Of the lines listed below, how many contain the string "Measuring"? Answer with the number alone.

═════ DATA ROWS ═════

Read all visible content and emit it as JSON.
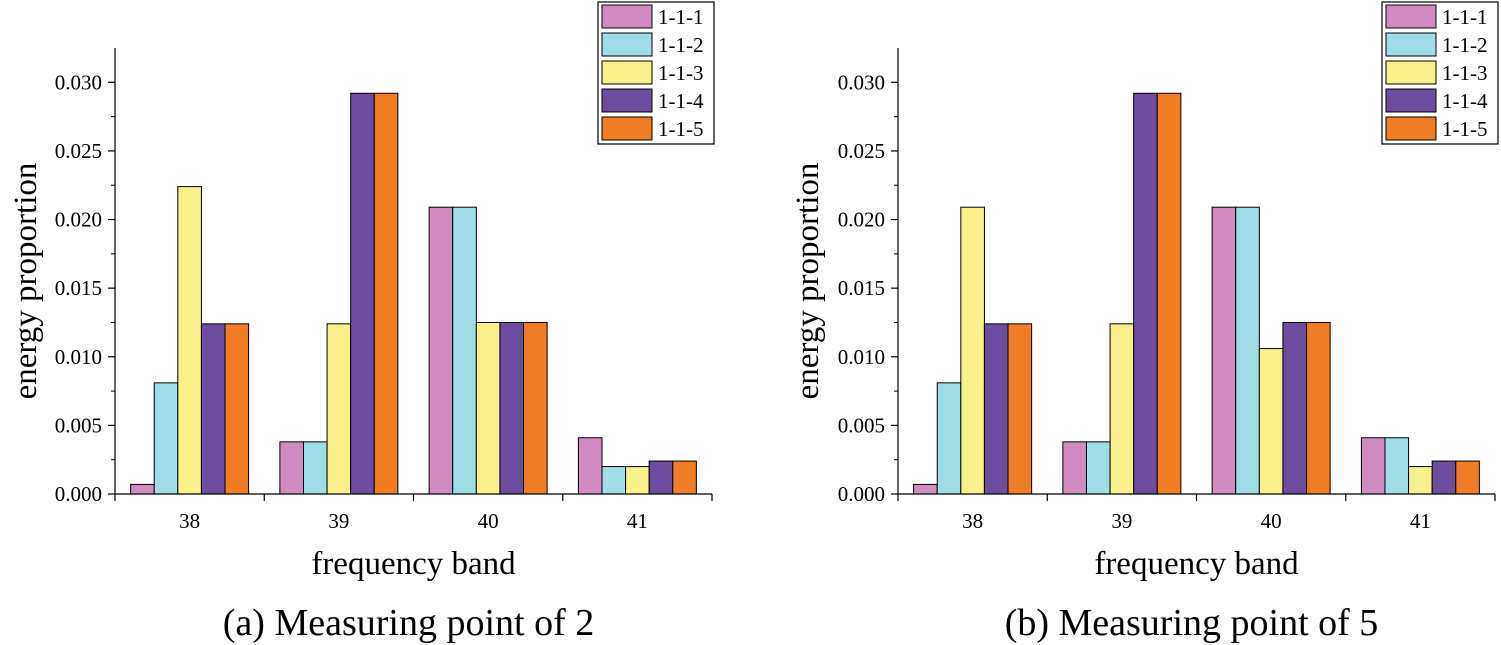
{
  "chart_data": [
    {
      "type": "bar",
      "caption": "(a) Measuring point of 2",
      "xlabel": "frequency band",
      "ylabel": "energy proportion",
      "categories": [
        "38",
        "39",
        "40",
        "41"
      ],
      "ylim": [
        0,
        0.0325
      ],
      "yticks": [
        "0.000",
        "0.005",
        "0.010",
        "0.015",
        "0.020",
        "0.025",
        "0.030"
      ],
      "legend_position": "top-right",
      "series": [
        {
          "name": "1-1-1",
          "color": "#d18bbf",
          "values": [
            0.0007,
            0.0038,
            0.0209,
            0.0041
          ]
        },
        {
          "name": "1-1-2",
          "color": "#9fdde6",
          "values": [
            0.0081,
            0.0038,
            0.0209,
            0.002
          ]
        },
        {
          "name": "1-1-3",
          "color": "#f8f08a",
          "values": [
            0.0224,
            0.0124,
            0.0125,
            0.002
          ]
        },
        {
          "name": "1-1-4",
          "color": "#6c4d9f",
          "values": [
            0.0124,
            0.0292,
            0.0125,
            0.0024
          ]
        },
        {
          "name": "1-1-5",
          "color": "#f07d24",
          "values": [
            0.0124,
            0.0292,
            0.0125,
            0.0024
          ]
        }
      ]
    },
    {
      "type": "bar",
      "caption": "(b) Measuring point of 5",
      "xlabel": "frequency band",
      "ylabel": "energy proportion",
      "categories": [
        "38",
        "39",
        "40",
        "41"
      ],
      "ylim": [
        0,
        0.0325
      ],
      "yticks": [
        "0.000",
        "0.005",
        "0.010",
        "0.015",
        "0.020",
        "0.025",
        "0.030"
      ],
      "legend_position": "top-right",
      "series": [
        {
          "name": "1-1-1",
          "color": "#d18bbf",
          "values": [
            0.0007,
            0.0038,
            0.0209,
            0.0041
          ]
        },
        {
          "name": "1-1-2",
          "color": "#9fdde6",
          "values": [
            0.0081,
            0.0038,
            0.0209,
            0.0041
          ]
        },
        {
          "name": "1-1-3",
          "color": "#f8f08a",
          "values": [
            0.0209,
            0.0124,
            0.0106,
            0.002
          ]
        },
        {
          "name": "1-1-4",
          "color": "#6c4d9f",
          "values": [
            0.0124,
            0.0292,
            0.0125,
            0.0024
          ]
        },
        {
          "name": "1-1-5",
          "color": "#f07d24",
          "values": [
            0.0124,
            0.0292,
            0.0125,
            0.0024
          ]
        }
      ]
    }
  ]
}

═════

### EXERCISE RESULT
2